Data for processing:
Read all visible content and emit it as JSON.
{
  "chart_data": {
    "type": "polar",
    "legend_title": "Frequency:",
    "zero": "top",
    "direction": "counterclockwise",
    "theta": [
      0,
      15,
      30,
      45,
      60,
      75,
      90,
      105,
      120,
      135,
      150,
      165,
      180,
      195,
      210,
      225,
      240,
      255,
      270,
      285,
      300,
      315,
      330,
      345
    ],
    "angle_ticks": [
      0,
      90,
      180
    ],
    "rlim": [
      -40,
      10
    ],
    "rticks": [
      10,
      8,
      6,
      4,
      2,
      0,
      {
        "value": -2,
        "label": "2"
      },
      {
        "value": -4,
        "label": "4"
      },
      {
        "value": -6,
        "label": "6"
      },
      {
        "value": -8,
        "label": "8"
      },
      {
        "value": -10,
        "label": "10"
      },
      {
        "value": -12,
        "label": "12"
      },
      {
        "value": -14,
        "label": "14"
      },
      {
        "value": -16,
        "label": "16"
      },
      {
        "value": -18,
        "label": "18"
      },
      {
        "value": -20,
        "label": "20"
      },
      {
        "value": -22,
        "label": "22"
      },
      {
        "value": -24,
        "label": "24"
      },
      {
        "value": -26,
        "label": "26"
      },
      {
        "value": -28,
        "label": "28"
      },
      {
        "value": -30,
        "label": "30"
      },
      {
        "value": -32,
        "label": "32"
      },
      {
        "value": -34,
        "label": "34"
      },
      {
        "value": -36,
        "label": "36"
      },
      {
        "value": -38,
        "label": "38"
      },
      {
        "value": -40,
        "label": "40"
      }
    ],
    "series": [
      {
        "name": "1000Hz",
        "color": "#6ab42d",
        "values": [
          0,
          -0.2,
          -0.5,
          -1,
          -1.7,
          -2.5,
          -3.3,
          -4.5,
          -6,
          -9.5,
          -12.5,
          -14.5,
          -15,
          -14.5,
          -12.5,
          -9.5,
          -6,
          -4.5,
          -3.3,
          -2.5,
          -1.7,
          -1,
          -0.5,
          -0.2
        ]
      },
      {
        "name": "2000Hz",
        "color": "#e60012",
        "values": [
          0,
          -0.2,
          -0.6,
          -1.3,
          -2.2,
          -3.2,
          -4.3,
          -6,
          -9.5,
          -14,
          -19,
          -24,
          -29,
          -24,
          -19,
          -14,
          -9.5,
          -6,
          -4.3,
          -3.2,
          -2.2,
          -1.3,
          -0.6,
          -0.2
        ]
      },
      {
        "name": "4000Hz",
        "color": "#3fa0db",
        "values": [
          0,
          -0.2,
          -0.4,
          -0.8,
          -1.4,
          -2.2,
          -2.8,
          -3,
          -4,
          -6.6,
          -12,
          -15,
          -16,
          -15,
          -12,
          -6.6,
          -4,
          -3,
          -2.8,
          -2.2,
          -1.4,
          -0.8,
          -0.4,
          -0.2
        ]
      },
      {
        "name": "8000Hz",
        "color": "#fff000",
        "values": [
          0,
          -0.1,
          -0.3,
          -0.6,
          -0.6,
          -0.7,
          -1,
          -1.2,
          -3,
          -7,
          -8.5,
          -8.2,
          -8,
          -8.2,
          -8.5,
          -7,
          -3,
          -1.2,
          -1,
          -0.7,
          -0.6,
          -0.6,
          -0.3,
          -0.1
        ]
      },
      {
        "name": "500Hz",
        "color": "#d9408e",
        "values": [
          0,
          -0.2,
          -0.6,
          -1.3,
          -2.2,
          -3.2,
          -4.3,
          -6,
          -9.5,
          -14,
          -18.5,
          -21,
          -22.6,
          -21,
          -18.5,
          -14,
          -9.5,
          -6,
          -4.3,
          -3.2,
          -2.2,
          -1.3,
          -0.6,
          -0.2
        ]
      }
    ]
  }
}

Goal: Extract the full set of entries word for word.

Finished task:
Read all visible content and emit it as JSON.
{
  "chart_data": {
    "type": "polar",
    "legend_title": "Frequency:",
    "zero": "top",
    "direction": "counterclockwise",
    "theta": [
      0,
      15,
      30,
      45,
      60,
      75,
      90,
      105,
      120,
      135,
      150,
      165,
      180,
      195,
      210,
      225,
      240,
      255,
      270,
      285,
      300,
      315,
      330,
      345
    ],
    "angle_ticks": [
      0,
      90,
      180
    ],
    "rlim": [
      -40,
      10
    ],
    "rticks": [
      10,
      8,
      6,
      4,
      2,
      0,
      {
        "value": -2,
        "label": "2"
      },
      {
        "value": -4,
        "label": "4"
      },
      {
        "value": -6,
        "label": "6"
      },
      {
        "value": -8,
        "label": "8"
      },
      {
        "value": -10,
        "label": "10"
      },
      {
        "value": -12,
        "label": "12"
      },
      {
        "value": -14,
        "label": "14"
      },
      {
        "value": -16,
        "label": "16"
      },
      {
        "value": -18,
        "label": "18"
      },
      {
        "value": -20,
        "label": "20"
      },
      {
        "value": -22,
        "label": "22"
      },
      {
        "value": -24,
        "label": "24"
      },
      {
        "value": -26,
        "label": "26"
      },
      {
        "value": -28,
        "label": "28"
      },
      {
        "value": -30,
        "label": "30"
      },
      {
        "value": -32,
        "label": "32"
      },
      {
        "value": -34,
        "label": "34"
      },
      {
        "value": -36,
        "label": "36"
      },
      {
        "value": -38,
        "label": "38"
      },
      {
        "value": -40,
        "label": "40"
      }
    ],
    "series": [
      {
        "name": "1000Hz",
        "color": "#6ab42d",
        "values": [
          0,
          -0.2,
          -0.5,
          -1,
          -1.7,
          -2.5,
          -3.3,
          -4.5,
          -6,
          -9.5,
          -12.5,
          -14.5,
          -15,
          -14.5,
          -12.5,
          -9.5,
          -6,
          -4.5,
          -3.3,
          -2.5,
          -1.7,
          -1,
          -0.5,
          -0.2
        ]
      },
      {
        "name": "2000Hz",
        "color": "#e60012",
        "values": [
          0,
          -0.2,
          -0.6,
          -1.3,
          -2.2,
          -3.2,
          -4.3,
          -6,
          -9.5,
          -14,
          -19,
          -24,
          -29,
          -24,
          -19,
          -14,
          -9.5,
          -6,
          -4.3,
          -3.2,
          -2.2,
          -1.3,
          -0.6,
          -0.2
        ]
      },
      {
        "name": "4000Hz",
        "color": "#3fa0db",
        "values": [
          0,
          -0.2,
          -0.4,
          -0.8,
          -1.4,
          -2.2,
          -2.8,
          -3,
          -4,
          -6.6,
          -12,
          -15,
          -16,
          -15,
          -12,
          -6.6,
          -4,
          -3,
          -2.8,
          -2.2,
          -1.4,
          -0.8,
          -0.4,
          -0.2
        ]
      },
      {
        "name": "8000Hz",
        "color": "#fff000",
        "values": [
          0,
          -0.1,
          -0.3,
          -0.6,
          -0.6,
          -0.7,
          -1,
          -1.2,
          -3,
          -7,
          -8.5,
          -8.2,
          -8,
          -8.2,
          -8.5,
          -7,
          -3,
          -1.2,
          -1,
          -0.7,
          -0.6,
          -0.6,
          -0.3,
          -0.1
        ]
      },
      {
        "name": "500Hz",
        "color": "#d9408e",
        "values": [
          0,
          -0.2,
          -0.6,
          -1.3,
          -2.2,
          -3.2,
          -4.3,
          -6,
          -9.5,
          -14,
          -18.5,
          -21,
          -22.6,
          -21,
          -18.5,
          -14,
          -9.5,
          -6,
          -4.3,
          -3.2,
          -2.2,
          -1.3,
          -0.6,
          -0.2
        ]
      }
    ]
  }
}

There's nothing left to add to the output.